** START Data entries **

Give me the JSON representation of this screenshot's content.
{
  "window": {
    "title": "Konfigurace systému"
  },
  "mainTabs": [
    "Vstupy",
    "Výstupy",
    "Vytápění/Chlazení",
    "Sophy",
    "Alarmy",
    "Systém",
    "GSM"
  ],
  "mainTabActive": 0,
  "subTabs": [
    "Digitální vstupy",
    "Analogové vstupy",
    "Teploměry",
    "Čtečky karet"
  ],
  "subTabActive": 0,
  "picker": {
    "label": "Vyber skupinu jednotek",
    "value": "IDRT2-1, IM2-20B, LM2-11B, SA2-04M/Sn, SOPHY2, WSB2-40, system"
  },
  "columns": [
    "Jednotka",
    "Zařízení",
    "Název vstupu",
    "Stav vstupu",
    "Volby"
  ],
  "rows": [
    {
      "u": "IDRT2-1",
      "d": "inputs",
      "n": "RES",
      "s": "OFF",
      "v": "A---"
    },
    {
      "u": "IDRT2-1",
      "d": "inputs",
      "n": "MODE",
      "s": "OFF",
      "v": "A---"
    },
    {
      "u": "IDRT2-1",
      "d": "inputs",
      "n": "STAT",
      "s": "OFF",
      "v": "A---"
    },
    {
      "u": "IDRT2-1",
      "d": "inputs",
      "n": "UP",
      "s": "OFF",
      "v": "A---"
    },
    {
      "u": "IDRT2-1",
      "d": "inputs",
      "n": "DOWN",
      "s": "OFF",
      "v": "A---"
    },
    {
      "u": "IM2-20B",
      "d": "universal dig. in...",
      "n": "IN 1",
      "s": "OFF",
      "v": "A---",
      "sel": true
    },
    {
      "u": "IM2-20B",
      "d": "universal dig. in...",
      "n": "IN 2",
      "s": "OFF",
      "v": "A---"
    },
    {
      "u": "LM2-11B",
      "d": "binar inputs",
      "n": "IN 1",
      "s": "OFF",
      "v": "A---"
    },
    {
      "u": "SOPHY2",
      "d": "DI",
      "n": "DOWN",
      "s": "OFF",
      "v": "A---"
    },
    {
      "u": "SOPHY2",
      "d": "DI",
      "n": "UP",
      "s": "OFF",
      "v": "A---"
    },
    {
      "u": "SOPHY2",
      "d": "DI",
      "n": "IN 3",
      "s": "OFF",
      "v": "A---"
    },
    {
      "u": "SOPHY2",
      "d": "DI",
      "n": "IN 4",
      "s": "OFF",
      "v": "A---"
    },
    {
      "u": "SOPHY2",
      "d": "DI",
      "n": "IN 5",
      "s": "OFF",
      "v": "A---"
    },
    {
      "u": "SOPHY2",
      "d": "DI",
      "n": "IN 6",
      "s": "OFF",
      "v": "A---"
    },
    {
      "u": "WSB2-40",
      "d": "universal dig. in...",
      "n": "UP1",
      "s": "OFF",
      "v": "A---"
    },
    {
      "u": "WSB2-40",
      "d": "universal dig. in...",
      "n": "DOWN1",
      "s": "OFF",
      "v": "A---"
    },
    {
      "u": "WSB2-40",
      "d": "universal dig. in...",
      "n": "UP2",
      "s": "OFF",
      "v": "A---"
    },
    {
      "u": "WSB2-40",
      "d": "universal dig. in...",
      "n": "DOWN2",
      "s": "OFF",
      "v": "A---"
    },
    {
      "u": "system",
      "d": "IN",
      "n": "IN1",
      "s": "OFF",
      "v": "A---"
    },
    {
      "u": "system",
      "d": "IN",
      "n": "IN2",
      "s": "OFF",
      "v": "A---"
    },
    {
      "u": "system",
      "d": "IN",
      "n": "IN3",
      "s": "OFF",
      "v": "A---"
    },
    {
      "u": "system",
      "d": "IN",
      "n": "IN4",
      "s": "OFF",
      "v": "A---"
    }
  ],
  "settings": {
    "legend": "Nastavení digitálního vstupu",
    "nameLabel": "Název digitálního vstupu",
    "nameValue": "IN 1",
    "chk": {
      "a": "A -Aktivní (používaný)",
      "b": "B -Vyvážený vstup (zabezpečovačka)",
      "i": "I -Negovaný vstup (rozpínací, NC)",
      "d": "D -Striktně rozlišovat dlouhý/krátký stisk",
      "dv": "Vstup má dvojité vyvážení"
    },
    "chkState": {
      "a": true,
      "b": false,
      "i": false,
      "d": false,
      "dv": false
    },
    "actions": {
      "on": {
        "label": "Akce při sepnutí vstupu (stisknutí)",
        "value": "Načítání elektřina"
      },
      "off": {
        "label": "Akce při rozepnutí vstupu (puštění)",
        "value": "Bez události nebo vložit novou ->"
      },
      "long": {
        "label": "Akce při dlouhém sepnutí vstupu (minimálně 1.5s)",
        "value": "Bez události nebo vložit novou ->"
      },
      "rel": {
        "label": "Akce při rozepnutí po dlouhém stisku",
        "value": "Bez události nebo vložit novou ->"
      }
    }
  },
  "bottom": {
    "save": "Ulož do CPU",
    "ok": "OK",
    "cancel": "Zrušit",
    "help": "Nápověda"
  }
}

** END Data entries **

#### Required task
Please return the data above exactly as given.

#### Correct result
Give me the JSON representation of this screenshot's content.
{
  "window": {
    "title": "Konfigurace systému"
  },
  "mainTabs": [
    "Vstupy",
    "Výstupy",
    "Vytápění/Chlazení",
    "Sophy",
    "Alarmy",
    "Systém",
    "GSM"
  ],
  "mainTabActive": 0,
  "subTabs": [
    "Digitální vstupy",
    "Analogové vstupy",
    "Teploměry",
    "Čtečky karet"
  ],
  "subTabActive": 0,
  "picker": {
    "label": "Vyber skupinu jednotek",
    "value": "IDRT2-1, IM2-20B, LM2-11B, SA2-04M/Sn, SOPHY2, WSB2-40, system"
  },
  "columns": [
    "Jednotka",
    "Zařízení",
    "Název vstupu",
    "Stav vstupu",
    "Volby"
  ],
  "rows": [
    {
      "u": "IDRT2-1",
      "d": "inputs",
      "n": "RES",
      "s": "OFF",
      "v": "A---"
    },
    {
      "u": "IDRT2-1",
      "d": "inputs",
      "n": "MODE",
      "s": "OFF",
      "v": "A---"
    },
    {
      "u": "IDRT2-1",
      "d": "inputs",
      "n": "STAT",
      "s": "OFF",
      "v": "A---"
    },
    {
      "u": "IDRT2-1",
      "d": "inputs",
      "n": "UP",
      "s": "OFF",
      "v": "A---"
    },
    {
      "u": "IDRT2-1",
      "d": "inputs",
      "n": "DOWN",
      "s": "OFF",
      "v": "A---"
    },
    {
      "u": "IM2-20B",
      "d": "universal dig. in...",
      "n": "IN 1",
      "s": "OFF",
      "v": "A---",
      "sel": true
    },
    {
      "u": "IM2-20B",
      "d": "universal dig. in...",
      "n": "IN 2",
      "s": "OFF",
      "v": "A---"
    },
    {
      "u": "LM2-11B",
      "d": "binar inputs",
      "n": "IN 1",
      "s": "OFF",
      "v": "A---"
    },
    {
      "u": "SOPHY2",
      "d": "DI",
      "n": "DOWN",
      "s": "OFF",
      "v": "A---"
    },
    {
      "u": "SOPHY2",
      "d": "DI",
      "n": "UP",
      "s": "OFF",
      "v": "A---"
    },
    {
      "u": "SOPHY2",
      "d": "DI",
      "n": "IN 3",
      "s": "OFF",
      "v": "A---"
    },
    {
      "u": "SOPHY2",
      "d": "DI",
      "n": "IN 4",
      "s": "OFF",
      "v": "A---"
    },
    {
      "u": "SOPHY2",
      "d": "DI",
      "n": "IN 5",
      "s": "OFF",
      "v": "A---"
    },
    {
      "u": "SOPHY2",
      "d": "DI",
      "n": "IN 6",
      "s": "OFF",
      "v": "A---"
    },
    {
      "u": "WSB2-40",
      "d": "universal dig. in...",
      "n": "UP1",
      "s": "OFF",
      "v": "A---"
    },
    {
      "u": "WSB2-40",
      "d": "universal dig. in...",
      "n": "DOWN1",
      "s": "OFF",
      "v": "A---"
    },
    {
      "u": "WSB2-40",
      "d": "universal dig. in...",
      "n": "UP2",
      "s": "OFF",
      "v": "A---"
    },
    {
      "u": "WSB2-40",
      "d": "universal dig. in...",
      "n": "DOWN2",
      "s": "OFF",
      "v": "A---"
    },
    {
      "u": "system",
      "d": "IN",
      "n": "IN1",
      "s": "OFF",
      "v": "A---"
    },
    {
      "u": "system",
      "d": "IN",
      "n": "IN2",
      "s": "OFF",
      "v": "A---"
    },
    {
      "u": "system",
      "d": "IN",
      "n": "IN3",
      "s": "OFF",
      "v": "A---"
    },
    {
      "u": "system",
      "d": "IN",
      "n": "IN4",
      "s": "OFF",
      "v": "A---"
    }
  ],
  "settings": {
    "legend": "Nastavení digitálního vstupu",
    "nameLabel": "Název digitálního vstupu",
    "nameValue": "IN 1",
    "chk": {
      "a": "A -Aktivní (používaný)",
      "b": "B -Vyvážený vstup (zabezpečovačka)",
      "i": "I -Negovaný vstup (rozpínací, NC)",
      "d": "D -Striktně rozlišovat dlouhý/krátký stisk",
      "dv": "Vstup má dvojité vyvážení"
    },
    "chkState": {
      "a": true,
      "b": false,
      "i": false,
      "d": false,
      "dv": false
    },
    "actions": {
      "on": {
        "label": "Akce při sepnutí vstupu (stisknutí)",
        "value": "Načítání elektřina"
      },
      "off": {
        "label": "Akce při rozepnutí vstupu (puštění)",
        "value": "Bez události nebo vložit novou ->"
      },
      "long": {
        "label": "Akce při dlouhém sepnutí vstupu (minimálně 1.5s)",
        "value": "Bez události nebo vložit novou ->"
      },
      "rel": {
        "label": "Akce při rozepnutí po dlouhém stisku",
        "value": "Bez události nebo vložit novou ->"
      }
    }
  },
  "bottom": {
    "save": "Ulož do CPU",
    "ok": "OK",
    "cancel": "Zrušit",
    "help": "Nápověda"
  }
}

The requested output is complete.